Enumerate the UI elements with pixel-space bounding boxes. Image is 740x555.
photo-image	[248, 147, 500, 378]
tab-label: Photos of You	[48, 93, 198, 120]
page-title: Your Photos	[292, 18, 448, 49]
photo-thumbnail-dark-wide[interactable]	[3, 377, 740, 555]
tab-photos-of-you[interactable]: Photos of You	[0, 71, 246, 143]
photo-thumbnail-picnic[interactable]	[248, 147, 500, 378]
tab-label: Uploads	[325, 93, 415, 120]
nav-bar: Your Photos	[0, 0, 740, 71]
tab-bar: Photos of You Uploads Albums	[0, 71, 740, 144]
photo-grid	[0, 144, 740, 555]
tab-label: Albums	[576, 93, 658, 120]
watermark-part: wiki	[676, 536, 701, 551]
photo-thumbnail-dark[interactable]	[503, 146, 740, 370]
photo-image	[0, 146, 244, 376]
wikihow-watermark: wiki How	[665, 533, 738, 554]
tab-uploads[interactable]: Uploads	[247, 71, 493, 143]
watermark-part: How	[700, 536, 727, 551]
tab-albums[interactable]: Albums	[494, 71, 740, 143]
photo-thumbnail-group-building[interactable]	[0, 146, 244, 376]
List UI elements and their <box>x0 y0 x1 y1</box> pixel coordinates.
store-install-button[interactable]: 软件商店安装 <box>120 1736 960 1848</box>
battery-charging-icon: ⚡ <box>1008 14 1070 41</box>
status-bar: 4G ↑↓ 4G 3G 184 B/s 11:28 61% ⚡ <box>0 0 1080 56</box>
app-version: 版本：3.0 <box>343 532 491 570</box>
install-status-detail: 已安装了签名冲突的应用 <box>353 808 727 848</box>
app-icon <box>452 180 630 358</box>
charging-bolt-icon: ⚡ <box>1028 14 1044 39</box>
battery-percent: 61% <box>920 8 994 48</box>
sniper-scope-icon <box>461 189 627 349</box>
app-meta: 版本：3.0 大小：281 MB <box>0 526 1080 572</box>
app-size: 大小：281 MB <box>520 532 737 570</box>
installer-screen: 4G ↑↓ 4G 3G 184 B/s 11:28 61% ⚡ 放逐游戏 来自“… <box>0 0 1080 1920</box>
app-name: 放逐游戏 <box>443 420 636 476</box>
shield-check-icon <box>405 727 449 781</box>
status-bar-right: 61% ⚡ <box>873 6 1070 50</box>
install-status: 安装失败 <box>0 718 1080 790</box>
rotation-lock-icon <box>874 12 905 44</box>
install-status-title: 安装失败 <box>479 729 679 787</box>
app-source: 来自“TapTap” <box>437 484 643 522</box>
---
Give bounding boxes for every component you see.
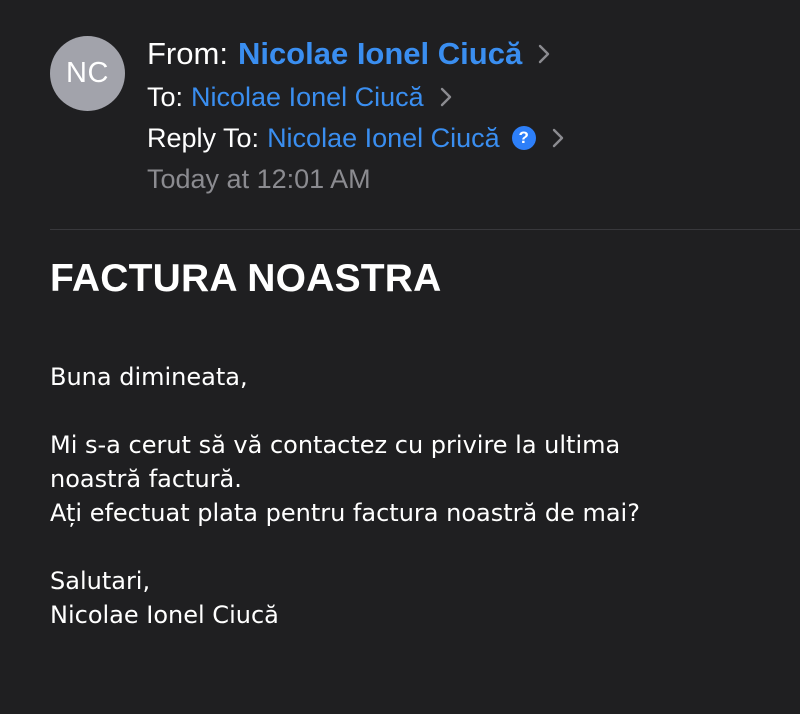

• **SET PROBLEM**: Filter the entries above, keeping each line that contains the word "bounding".

• **WRITTEN SOLUTION**:
Enumerate the UI elements with pixel-space bounding boxes. Image is 740x555.
Give bounding boxes for every component you see.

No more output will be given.